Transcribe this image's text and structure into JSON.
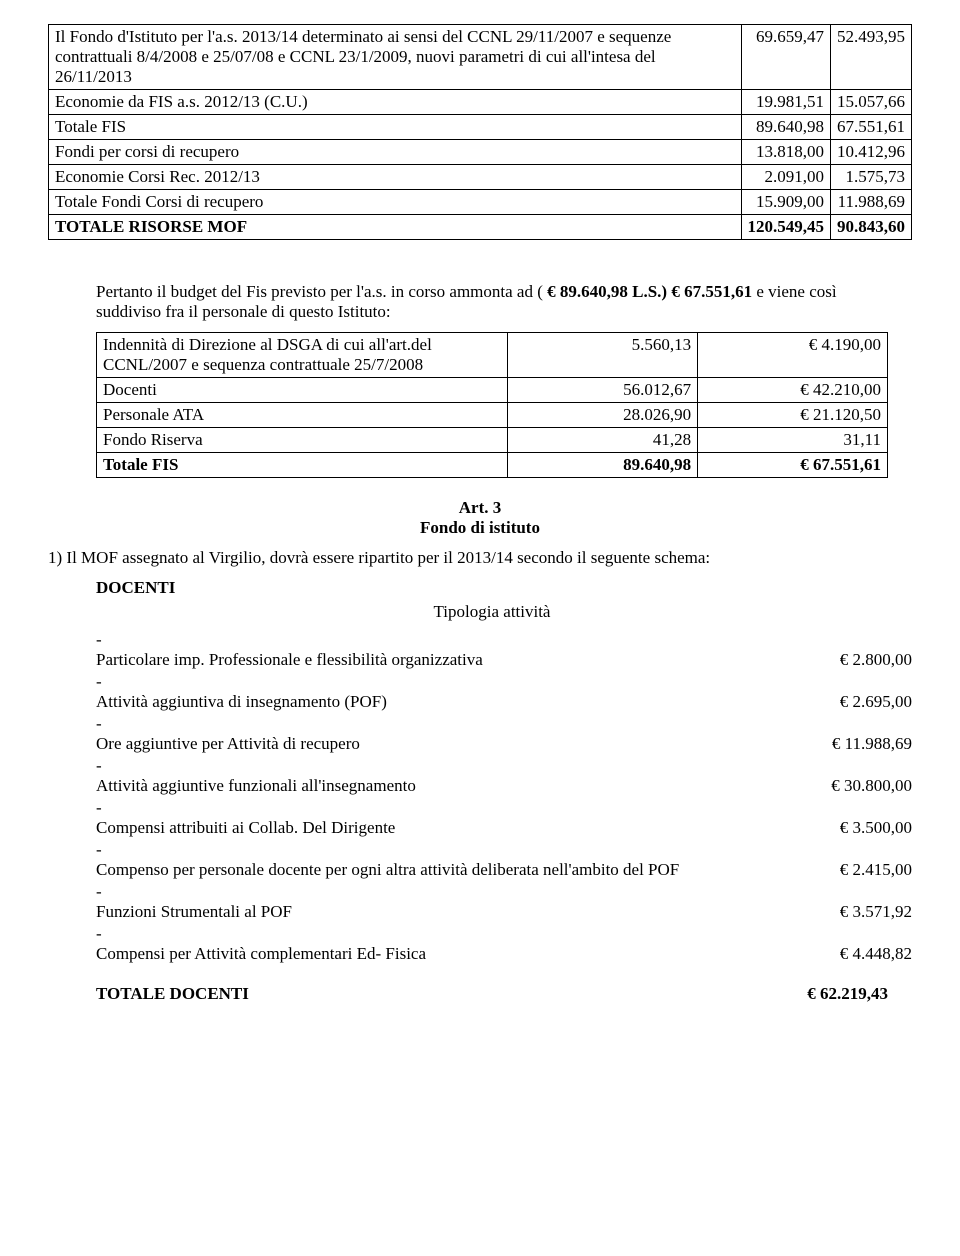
{
  "table1": {
    "rows": [
      {
        "label": "Il Fondo d'Istituto per l'a.s. 2013/14  determinato ai sensi del CCNL 29/11/2007 e sequenze contrattuali 8/4/2008 e 25/07/08 e CCNL 23/1/2009, nuovi parametri di cui all'intesa del 26/11/2013",
        "c1": "69.659,47",
        "c2": "52.493,95"
      },
      {
        "label": "Economie da FIS  a.s. 2012/13 (C.U.)",
        "c1": "19.981,51",
        "c2": "15.057,66"
      },
      {
        "label": "Totale FIS",
        "c1": "89.640,98",
        "c2": "67.551,61"
      },
      {
        "label": "Fondi per corsi di recupero",
        "c1": "13.818,00",
        "c2": "10.412,96"
      },
      {
        "label": "Economie Corsi Rec. 2012/13",
        "c1": "2.091,00",
        "c2": "1.575,73"
      },
      {
        "label": "Totale Fondi Corsi di recupero",
        "c1": "15.909,00",
        "c2": "11.988,69"
      },
      {
        "label": "TOTALE RISORSE MOF",
        "c1": "120.549,45",
        "c2": "90.843,60",
        "bold": true
      }
    ]
  },
  "budget_intro_1": "Pertanto il budget del Fis previsto per l'a.s. in corso ammonta ad ( ",
  "budget_intro_bold": "€  89.640,98  L.S.) €  67.551,61",
  "budget_intro_2": "   e viene così suddiviso fra il personale di questo Istituto:",
  "table2": {
    "rows": [
      {
        "label": "Indennità di Direzione al DSGA  di cui all'art.del CCNL/2007 e sequenza contrattuale 25/7/2008",
        "c1": "5.560,13",
        "c2": "€       4.190,00"
      },
      {
        "label": "Docenti",
        "c1": "56.012,67",
        "c2": "€     42.210,00"
      },
      {
        "label": "Personale ATA",
        "c1": "28.026,90",
        "c2": "€     21.120,50"
      },
      {
        "label": "Fondo Riserva",
        "c1": "41,28",
        "c2": "31,11"
      },
      {
        "label": "Totale  FIS",
        "c1": "89.640,98",
        "c2": "€     67.551,61",
        "bold": true
      }
    ]
  },
  "art3_title": "Art. 3",
  "art3_sub": "Fondo di istituto",
  "mof_line": "1)  Il MOF  assegnato al Virgilio, dovrà essere ripartito per il 2013/14  secondo il seguente schema:",
  "docenti_heading": "DOCENTI",
  "tipologia": "Tipologia attività",
  "docenti_items": [
    {
      "label": "Particolare imp. Professionale e flessibilità organizzativa",
      "amount": "€     2.800,00"
    },
    {
      "label": "Attività aggiuntiva di insegnamento (POF)",
      "amount": "€     2.695,00"
    },
    {
      "label": "Ore aggiuntive per Attività di recupero",
      "amount": "€   11.988,69"
    },
    {
      "label": "Attività aggiuntive funzionali all'insegnamento",
      "amount": "€   30.800,00"
    },
    {
      "label": "Compensi attribuiti ai Collab. Del Dirigente",
      "amount": "€     3.500,00"
    },
    {
      "label": "Compenso per personale docente per ogni altra attività deliberata nell'ambito del POF",
      "amount": "€     2.415,00"
    },
    {
      "label": "Funzioni Strumentali al POF",
      "amount": "€     3.571,92"
    },
    {
      "label": "Compensi per Attività complementari Ed- Fisica",
      "amount": "€     4.448,82"
    }
  ],
  "totale_docenti_label": "TOTALE  DOCENTI",
  "totale_docenti_amount": "€   62.219,43"
}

....................

▶ _WHAT YOU WILL DO_
Tally the lines above that contain the word "Compensi", and reply with only the number.

▶ _SOLUTION TO THIS EXERCISE_
2